YOUR GOAL ->
Collect all the lines that mention the word "JSON".

[start of EXERCISE INPUT]

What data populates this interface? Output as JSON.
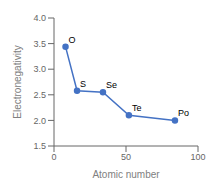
{
  "chart_data": {
    "type": "line",
    "xlabel": "Atomic number",
    "ylabel": "Electronegativity",
    "x": [
      8,
      16,
      34,
      52,
      84
    ],
    "values": [
      3.44,
      2.58,
      2.55,
      2.1,
      2.0
    ],
    "color": "#4472C4",
    "marker": "circle",
    "xlim": [
      0,
      100
    ],
    "xticks": [
      0,
      50,
      100
    ],
    "ylim": [
      1.5,
      4.0
    ],
    "yticks": [
      1.5,
      {
        "value": 2.0,
        "label": "2.0"
      },
      2.5,
      {
        "value": 3.0,
        "label": "3.0"
      },
      3.5,
      {
        "value": 4.0,
        "label": "4.0"
      }
    ],
    "annotations": [
      {
        "text": "O",
        "x": 8,
        "y": 3.44
      },
      {
        "text": "S",
        "x": 16,
        "y": 2.58
      },
      {
        "text": "Se",
        "x": 34,
        "y": 2.55
      },
      {
        "text": "Te",
        "x": 52,
        "y": 2.1
      },
      {
        "text": "Po",
        "x": 84,
        "y": 2.0
      }
    ]
  }
}
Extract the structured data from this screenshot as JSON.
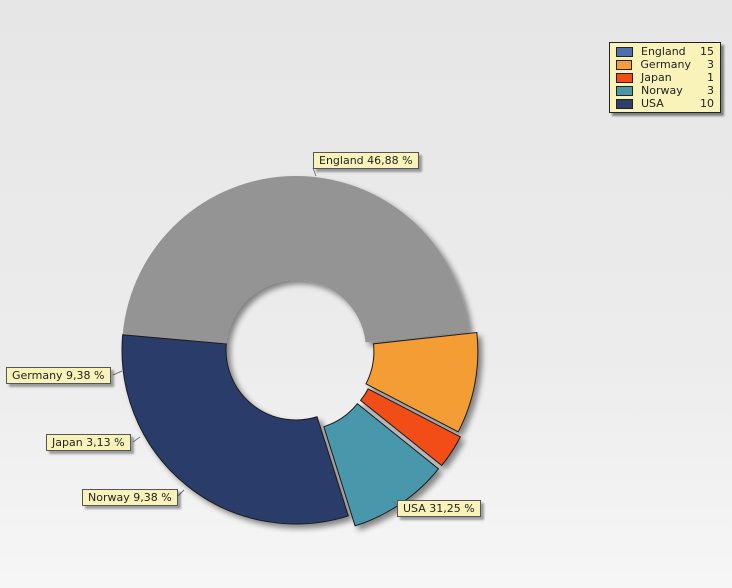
{
  "chart_data": {
    "type": "pie",
    "style": "donut with exploded slices",
    "categories": [
      "England",
      "Germany",
      "Japan",
      "Norway",
      "USA"
    ],
    "values": [
      15,
      3,
      1,
      3,
      10
    ],
    "percent_labels": [
      "England 46,88 %",
      "Germany 9,38 %",
      "Japan 3,13 %",
      "Norway 9,38 %",
      "USA 31,25 %"
    ],
    "colors": [
      "#949494",
      "#f49d35",
      "#f24d14",
      "#4a97aa",
      "#2c3e6a"
    ],
    "legend_colors": [
      "#4d6fae",
      "#f49d35",
      "#f24d14",
      "#4a97aa",
      "#2c3e6a"
    ],
    "legend_position": "top-right",
    "legend": [
      {
        "name": "England",
        "value": "15"
      },
      {
        "name": "Germany",
        "value": "3"
      },
      {
        "name": "Japan",
        "value": "1"
      },
      {
        "name": "Norway",
        "value": "3"
      },
      {
        "name": "USA",
        "value": "10"
      }
    ]
  }
}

[end of EXERCISE INPUT]

ANSWER TO THIS TASK ->
What data populates this interface? Output as JSON.
Extract the structured data from this screenshot as JSON.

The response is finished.